Directions. Search the data below for the string "Болезни". Extract every line that contains it.

Given data.
*****

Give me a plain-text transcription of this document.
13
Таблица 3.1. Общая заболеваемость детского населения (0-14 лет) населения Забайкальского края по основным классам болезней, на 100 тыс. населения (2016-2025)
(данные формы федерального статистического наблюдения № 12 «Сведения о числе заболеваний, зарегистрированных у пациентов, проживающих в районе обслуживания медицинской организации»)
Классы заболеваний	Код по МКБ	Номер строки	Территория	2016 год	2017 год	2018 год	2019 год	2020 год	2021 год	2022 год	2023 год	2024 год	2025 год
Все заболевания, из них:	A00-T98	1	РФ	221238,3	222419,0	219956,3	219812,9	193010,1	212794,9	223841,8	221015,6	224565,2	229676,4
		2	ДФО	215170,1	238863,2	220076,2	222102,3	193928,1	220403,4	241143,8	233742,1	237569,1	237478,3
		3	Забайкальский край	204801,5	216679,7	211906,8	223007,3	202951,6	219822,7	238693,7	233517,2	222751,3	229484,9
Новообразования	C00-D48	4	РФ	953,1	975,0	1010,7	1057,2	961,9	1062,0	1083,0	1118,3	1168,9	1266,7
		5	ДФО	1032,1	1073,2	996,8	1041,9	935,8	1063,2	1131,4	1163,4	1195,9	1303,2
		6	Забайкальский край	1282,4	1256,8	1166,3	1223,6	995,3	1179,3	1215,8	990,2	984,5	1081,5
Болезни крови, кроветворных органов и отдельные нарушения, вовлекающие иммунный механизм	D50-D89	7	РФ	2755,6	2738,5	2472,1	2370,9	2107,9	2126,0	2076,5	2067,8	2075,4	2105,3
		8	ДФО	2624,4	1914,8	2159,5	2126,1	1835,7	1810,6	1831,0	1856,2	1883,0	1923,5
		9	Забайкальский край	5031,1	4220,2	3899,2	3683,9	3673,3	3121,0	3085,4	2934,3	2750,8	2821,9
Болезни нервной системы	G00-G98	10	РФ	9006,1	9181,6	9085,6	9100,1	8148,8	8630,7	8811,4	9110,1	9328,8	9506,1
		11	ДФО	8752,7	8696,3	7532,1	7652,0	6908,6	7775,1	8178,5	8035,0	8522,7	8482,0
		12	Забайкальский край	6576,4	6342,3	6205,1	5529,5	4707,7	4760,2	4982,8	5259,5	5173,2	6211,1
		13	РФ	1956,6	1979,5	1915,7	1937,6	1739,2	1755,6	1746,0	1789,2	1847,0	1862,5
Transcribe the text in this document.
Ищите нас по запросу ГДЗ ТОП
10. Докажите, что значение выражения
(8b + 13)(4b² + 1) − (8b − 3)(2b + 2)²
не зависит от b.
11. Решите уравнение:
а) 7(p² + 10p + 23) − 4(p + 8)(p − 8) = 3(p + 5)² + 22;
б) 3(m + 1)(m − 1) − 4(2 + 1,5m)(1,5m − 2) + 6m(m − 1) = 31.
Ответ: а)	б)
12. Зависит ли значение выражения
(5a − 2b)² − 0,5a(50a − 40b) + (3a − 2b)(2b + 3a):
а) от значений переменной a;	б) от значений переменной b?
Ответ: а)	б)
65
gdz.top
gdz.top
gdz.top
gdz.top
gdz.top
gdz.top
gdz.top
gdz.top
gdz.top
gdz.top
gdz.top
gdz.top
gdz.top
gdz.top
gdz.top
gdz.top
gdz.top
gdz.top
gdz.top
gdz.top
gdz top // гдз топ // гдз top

*****

Result of the exercise.
Болезни крови, кроветворных органов и отдельные нарушения, вовлекающие иммунный механизм	D50-D89	7	РФ	2755,6	2738,5	2472,1	2370,9	2107,9	2126,0	2076,5	2067,8	2075,4	2105,3
Болезни нервной системы	G00-G98	10	РФ	9006,1	9181,6	9085,6	9100,1	8148,8	8630,7	8811,4	9110,1	9328,8	9506,1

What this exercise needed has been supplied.